WHAT TO DO ->
Give the data again exactly as written, skipping any pictures.

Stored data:
════════════════════
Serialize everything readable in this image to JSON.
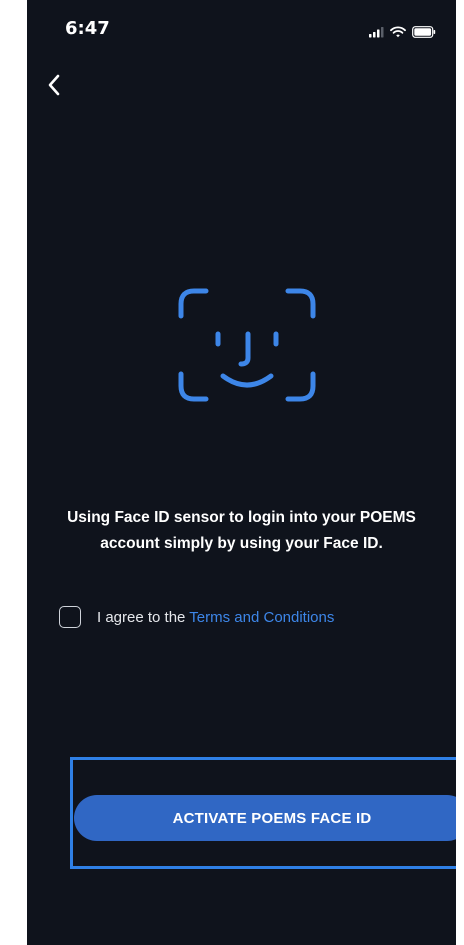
{
  "status_bar": {
    "time": "6:47",
    "icons": [
      "signal-icon",
      "wifi-icon",
      "battery-icon"
    ]
  },
  "header": {
    "back_icon": "chevron-left-icon"
  },
  "hero": {
    "icon": "face-id-icon",
    "icon_color": "#3d86e8"
  },
  "description": {
    "line1": "Using Face ID sensor to login into your POEMS",
    "line2": "account simply by using your Face ID."
  },
  "agreement": {
    "checked": false,
    "prefix": "I agree to the ",
    "link_text": "Terms and Conditions",
    "link_color": "#3d86e8"
  },
  "actions": {
    "activate_label": "ACTIVATE POEMS FACE ID",
    "button_color": "#3067c4"
  },
  "colors": {
    "background": "#0f131c",
    "highlight": "#2f80e6"
  }
}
════════════════════
ANSWER TO THIS EXERCISE ->
Serialize everything readable in this image to JSON.
{
  "status_bar": {
    "time": "6:47",
    "icons": [
      "signal-icon",
      "wifi-icon",
      "battery-icon"
    ]
  },
  "header": {
    "back_icon": "chevron-left-icon"
  },
  "hero": {
    "icon": "face-id-icon",
    "icon_color": "#3d86e8"
  },
  "description": {
    "line1": "Using Face ID sensor to login into your POEMS",
    "line2": "account simply by using your Face ID."
  },
  "agreement": {
    "checked": false,
    "prefix": "I agree to the ",
    "link_text": "Terms and Conditions",
    "link_color": "#3d86e8"
  },
  "actions": {
    "activate_label": "ACTIVATE POEMS FACE ID",
    "button_color": "#3067c4"
  },
  "colors": {
    "background": "#0f131c",
    "highlight": "#2f80e6"
  }
}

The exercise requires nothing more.